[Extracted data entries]
__________________________________________________
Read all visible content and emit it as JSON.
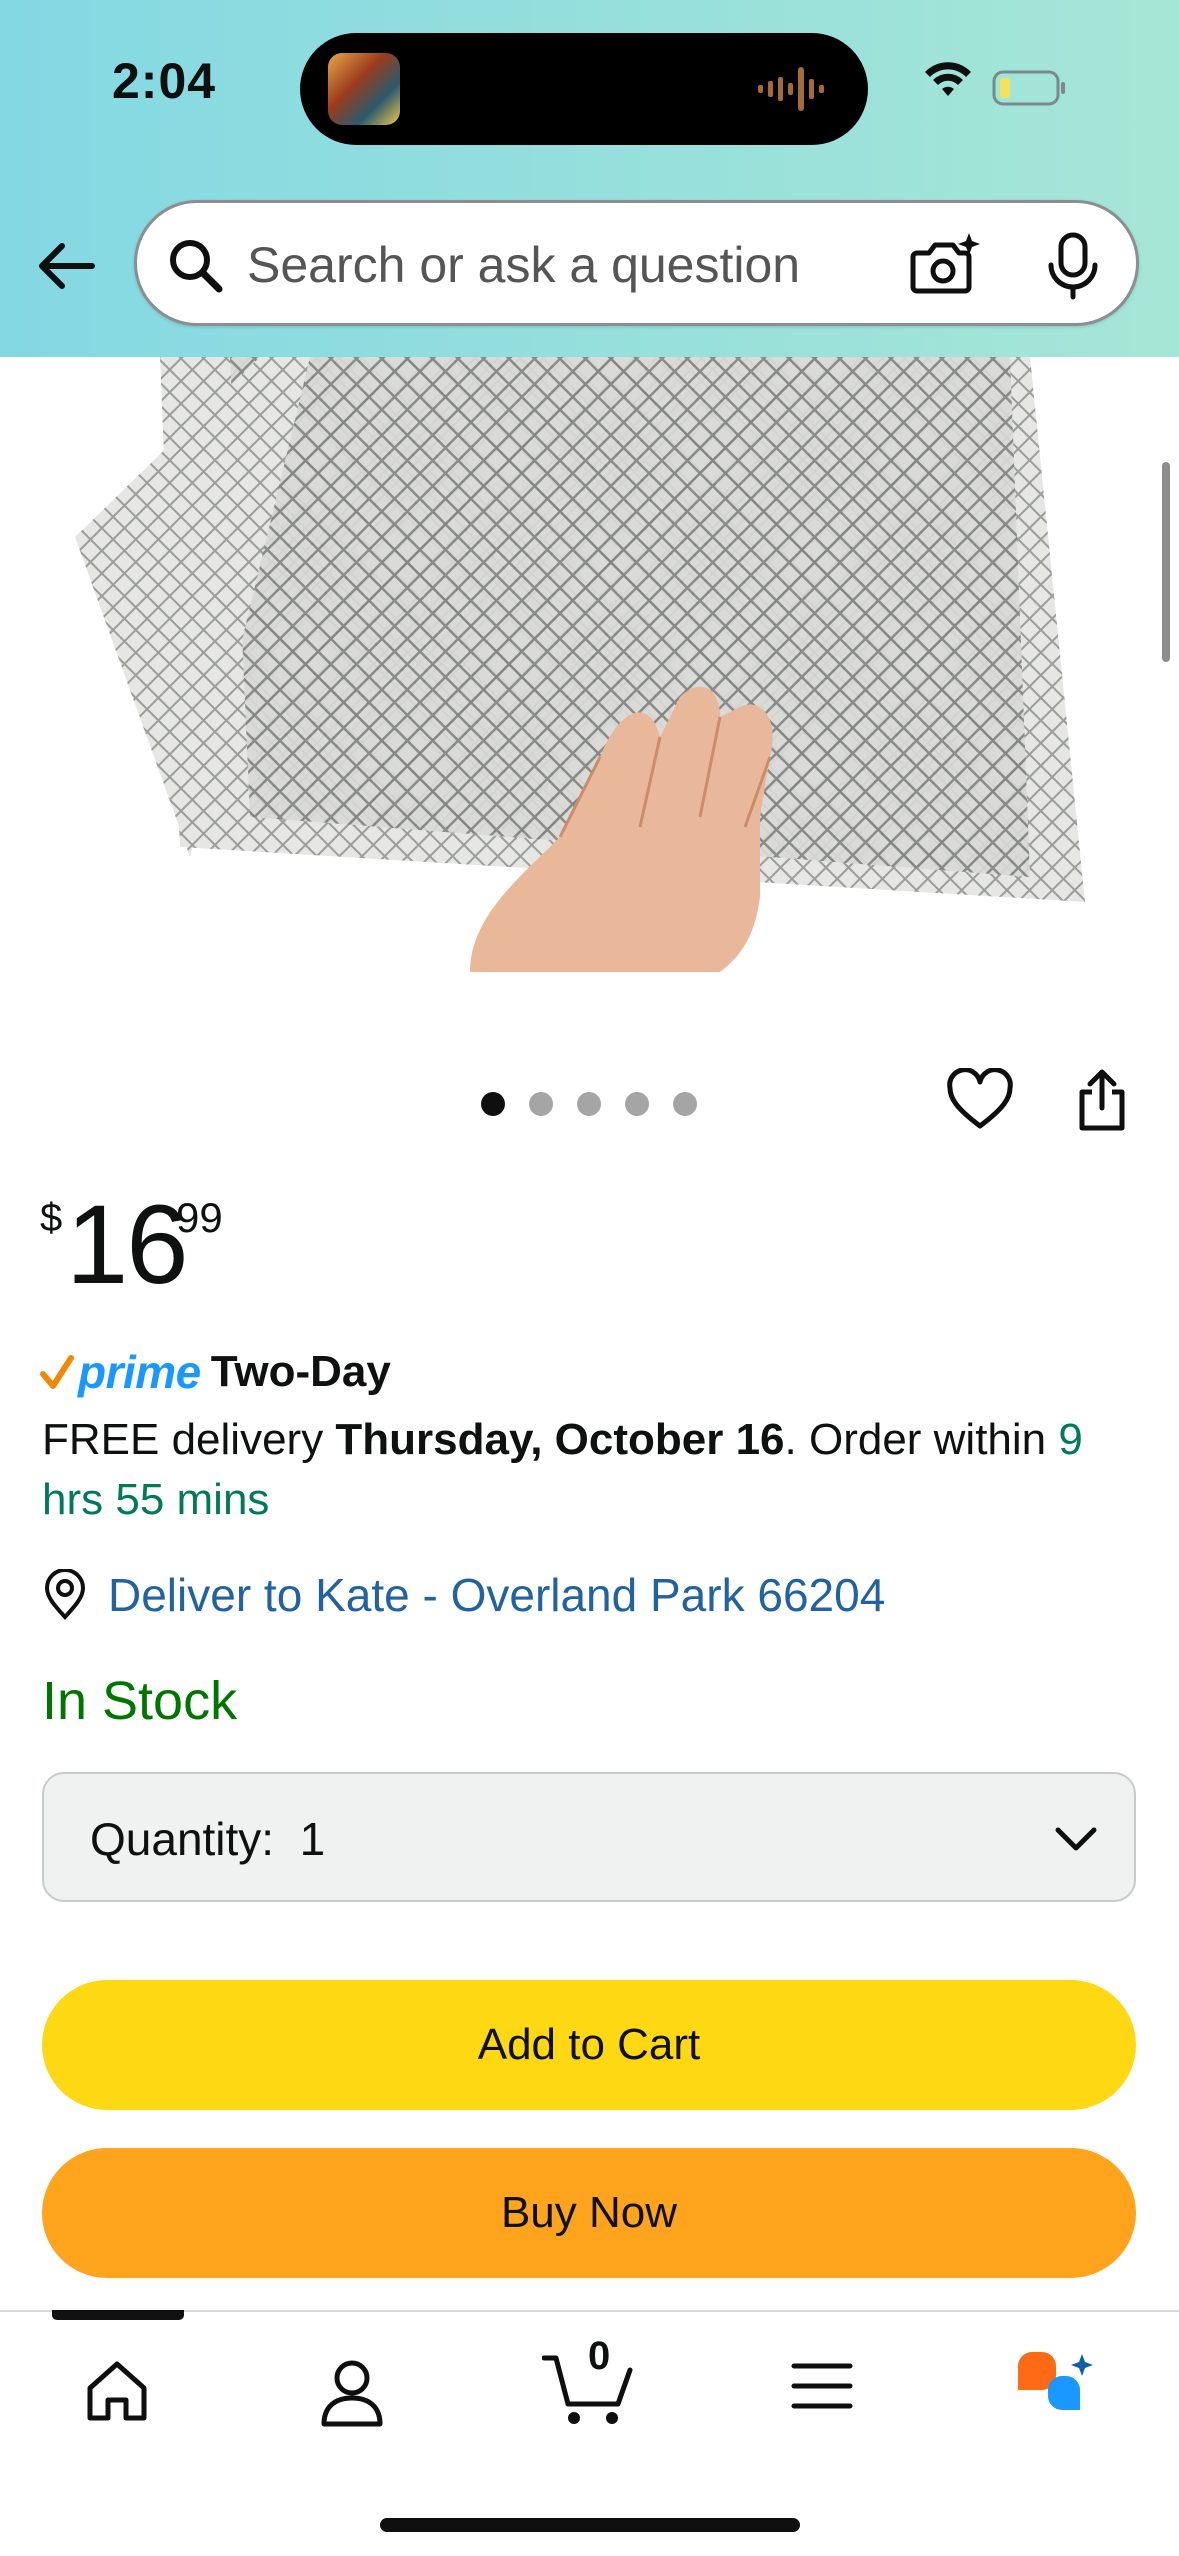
{
  "status_bar": {
    "time": "2:04",
    "battery_color": "#f6e15a"
  },
  "search": {
    "placeholder": "Search or ask a question"
  },
  "icons": {
    "back": "back-arrow-icon",
    "search": "search-icon",
    "camera": "camera-search-icon",
    "mic": "microphone-icon",
    "heart": "heart-icon",
    "share": "share-icon",
    "pin": "location-pin-icon",
    "chevron": "chevron-down-icon",
    "home": "home-icon",
    "user": "user-icon",
    "cart": "cart-icon",
    "menu": "menu-icon",
    "assistant": "assistant-icon"
  },
  "carousel": {
    "count": 5,
    "active_index": 0
  },
  "product": {
    "price_currency": "$",
    "price_whole": "16",
    "price_fraction": "99",
    "prime_label": "prime",
    "prime_type": "Two-Day",
    "delivery_prefix": "FREE delivery ",
    "delivery_date": "Thursday, October 16",
    "delivery_mid": ". Order within ",
    "delivery_countdown": "9 hrs 55 mins",
    "deliver_to": "Deliver to Kate - Overland Park 66204",
    "stock": "In Stock",
    "quantity_label": "Quantity:",
    "quantity_value": "1"
  },
  "buttons": {
    "add_to_cart": "Add to Cart",
    "buy_now": "Buy Now"
  },
  "bottom_nav": {
    "cart_count": "0"
  },
  "colors": {
    "header_start": "#84d8e3",
    "header_end": "#a6e6d6",
    "add_to_cart": "#ffd814",
    "buy_now": "#ffa41c",
    "link": "#2162a1",
    "stock": "#007600",
    "prime": "#1a98ff",
    "countdown": "#007a5a"
  }
}
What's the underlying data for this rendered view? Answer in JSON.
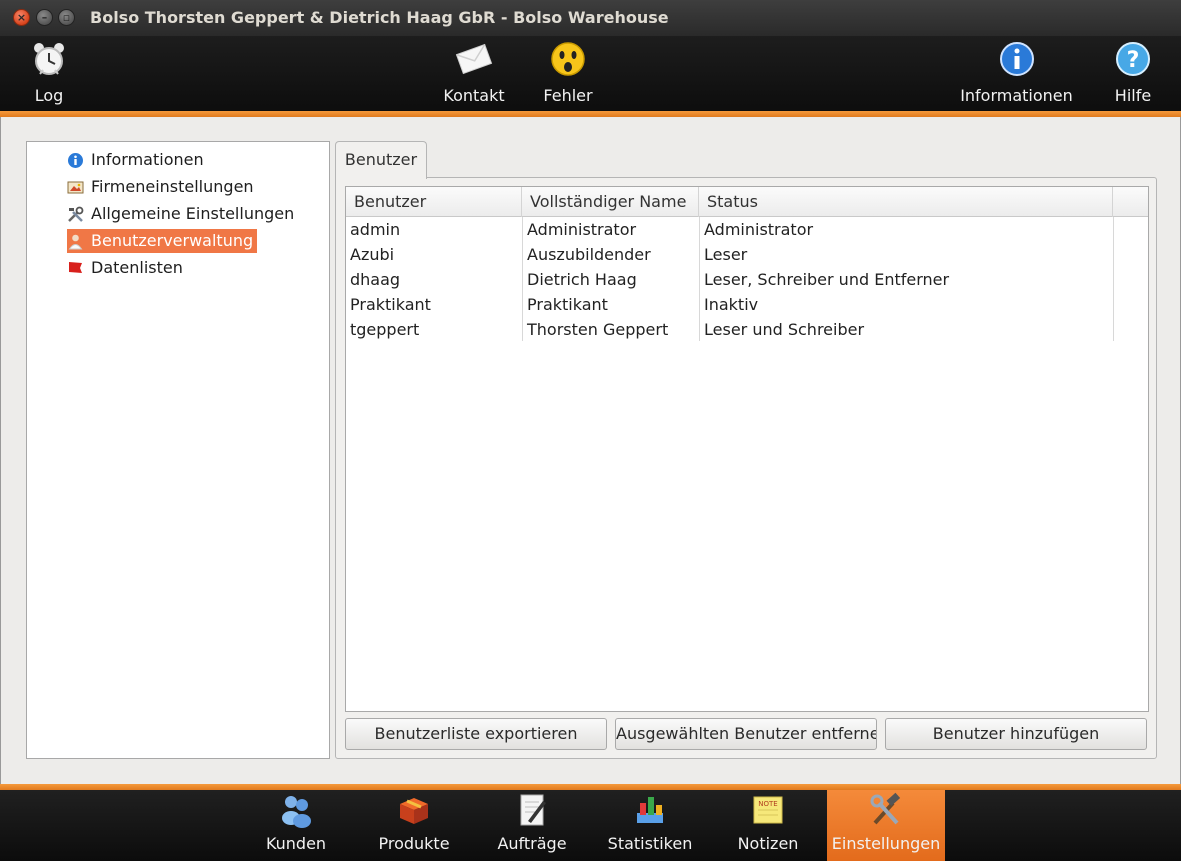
{
  "window": {
    "title": "Bolso Thorsten Geppert & Dietrich Haag GbR - Bolso Warehouse"
  },
  "toolbar": {
    "log": {
      "label": "Log",
      "icon": "alarm-clock-icon"
    },
    "kontakt": {
      "label": "Kontakt",
      "icon": "envelope-icon"
    },
    "fehler": {
      "label": "Fehler",
      "icon": "surprised-face-icon"
    },
    "informationen": {
      "label": "Informationen",
      "icon": "info-icon"
    },
    "hilfe": {
      "label": "Hilfe",
      "icon": "help-icon"
    }
  },
  "sidebar": {
    "items": [
      {
        "label": "Informationen",
        "icon": "info-icon",
        "selected": false
      },
      {
        "label": "Firmeneinstellungen",
        "icon": "company-picture-icon",
        "selected": false
      },
      {
        "label": "Allgemeine Einstellungen",
        "icon": "tools-icon",
        "selected": false
      },
      {
        "label": "Benutzerverwaltung",
        "icon": "user-icon",
        "selected": true
      },
      {
        "label": "Datenlisten",
        "icon": "flag-icon",
        "selected": false
      }
    ]
  },
  "tabs": [
    {
      "label": "Benutzer",
      "active": true
    }
  ],
  "table": {
    "headers": [
      "Benutzer",
      "Vollständiger Name",
      "Status"
    ],
    "rows": [
      [
        "admin",
        "Administrator",
        "Administrator"
      ],
      [
        "Azubi",
        "Auszubildender",
        "Leser"
      ],
      [
        "dhaag",
        "Dietrich Haag",
        "Leser, Schreiber und Entferner"
      ],
      [
        "Praktikant",
        "Praktikant",
        "Inaktiv"
      ],
      [
        "tgeppert",
        "Thorsten Geppert",
        "Leser und Schreiber"
      ]
    ]
  },
  "buttons": {
    "export": "Benutzerliste exportieren",
    "remove": "Ausgewählten Benutzer entferne",
    "add": "Benutzer hinzufügen"
  },
  "dock": {
    "items": [
      {
        "label": "Kunden",
        "icon": "customers-icon",
        "active": false
      },
      {
        "label": "Produkte",
        "icon": "product-box-icon",
        "active": false
      },
      {
        "label": "Aufträge",
        "icon": "order-pen-icon",
        "active": false
      },
      {
        "label": "Statistiken",
        "icon": "statistics-icon",
        "active": false
      },
      {
        "label": "Notizen",
        "icon": "note-icon",
        "active": false
      },
      {
        "label": "Einstellungen",
        "icon": "hammer-wrench-icon",
        "active": true
      }
    ]
  },
  "colors": {
    "accent": "#f07746",
    "orange_bar": "#e8821f",
    "toolbar_bg": "#111111"
  }
}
__________________________________________________
Transcribe all of the records above character for character. Exclude the pictures.

Read all visible content and emit it as JSON.
{
  "status_bar": {
    "time": "2:04",
    "battery_color": "#f6e15a"
  },
  "search": {
    "placeholder": "Search or ask a question"
  },
  "icons": {
    "back": "back-arrow-icon",
    "search": "search-icon",
    "camera": "camera-search-icon",
    "mic": "microphone-icon",
    "heart": "heart-icon",
    "share": "share-icon",
    "pin": "location-pin-icon",
    "chevron": "chevron-down-icon",
    "home": "home-icon",
    "user": "user-icon",
    "cart": "cart-icon",
    "menu": "menu-icon",
    "assistant": "assistant-icon"
  },
  "carousel": {
    "count": 5,
    "active_index": 0
  },
  "product": {
    "price_currency": "$",
    "price_whole": "16",
    "price_fraction": "99",
    "prime_label": "prime",
    "prime_type": "Two-Day",
    "delivery_prefix": "FREE delivery ",
    "delivery_date": "Thursday, October 16",
    "delivery_mid": ". Order within ",
    "delivery_countdown": "9 hrs 55 mins",
    "deliver_to": "Deliver to Kate - Overland Park 66204",
    "stock": "In Stock",
    "quantity_label": "Quantity:",
    "quantity_value": "1"
  },
  "buttons": {
    "add_to_cart": "Add to Cart",
    "buy_now": "Buy Now"
  },
  "bottom_nav": {
    "cart_count": "0"
  },
  "colors": {
    "header_start": "#84d8e3",
    "header_end": "#a6e6d6",
    "add_to_cart": "#ffd814",
    "buy_now": "#ffa41c",
    "link": "#2162a1",
    "stock": "#007600",
    "prime": "#1a98ff",
    "countdown": "#007a5a"
  }
}
What's the underlying data for this rendered view? Answer in JSON.
{
  "window": {
    "title": "Bolso Thorsten Geppert & Dietrich Haag GbR - Bolso Warehouse"
  },
  "toolbar": {
    "log": {
      "label": "Log",
      "icon": "alarm-clock-icon"
    },
    "kontakt": {
      "label": "Kontakt",
      "icon": "envelope-icon"
    },
    "fehler": {
      "label": "Fehler",
      "icon": "surprised-face-icon"
    },
    "informationen": {
      "label": "Informationen",
      "icon": "info-icon"
    },
    "hilfe": {
      "label": "Hilfe",
      "icon": "help-icon"
    }
  },
  "sidebar": {
    "items": [
      {
        "label": "Informationen",
        "icon": "info-icon",
        "selected": false
      },
      {
        "label": "Firmeneinstellungen",
        "icon": "company-picture-icon",
        "selected": false
      },
      {
        "label": "Allgemeine Einstellungen",
        "icon": "tools-icon",
        "selected": false
      },
      {
        "label": "Benutzerverwaltung",
        "icon": "user-icon",
        "selected": true
      },
      {
        "label": "Datenlisten",
        "icon": "flag-icon",
        "selected": false
      }
    ]
  },
  "tabs": [
    {
      "label": "Benutzer",
      "active": true
    }
  ],
  "table": {
    "headers": [
      "Benutzer",
      "Vollständiger Name",
      "Status"
    ],
    "rows": [
      [
        "admin",
        "Administrator",
        "Administrator"
      ],
      [
        "Azubi",
        "Auszubildender",
        "Leser"
      ],
      [
        "dhaag",
        "Dietrich Haag",
        "Leser, Schreiber und Entferner"
      ],
      [
        "Praktikant",
        "Praktikant",
        "Inaktiv"
      ],
      [
        "tgeppert",
        "Thorsten Geppert",
        "Leser und Schreiber"
      ]
    ]
  },
  "buttons": {
    "export": "Benutzerliste exportieren",
    "remove": "Ausgewählten Benutzer entferne",
    "add": "Benutzer hinzufügen"
  },
  "dock": {
    "items": [
      {
        "label": "Kunden",
        "icon": "customers-icon",
        "active": false
      },
      {
        "label": "Produkte",
        "icon": "product-box-icon",
        "active": false
      },
      {
        "label": "Aufträge",
        "icon": "order-pen-icon",
        "active": false
      },
      {
        "label": "Statistiken",
        "icon": "statistics-icon",
        "active": false
      },
      {
        "label": "Notizen",
        "icon": "note-icon",
        "active": false
      },
      {
        "label": "Einstellungen",
        "icon": "hammer-wrench-icon",
        "active": true
      }
    ]
  },
  "colors": {
    "accent": "#f07746",
    "orange_bar": "#e8821f",
    "toolbar_bg": "#111111"
  }
}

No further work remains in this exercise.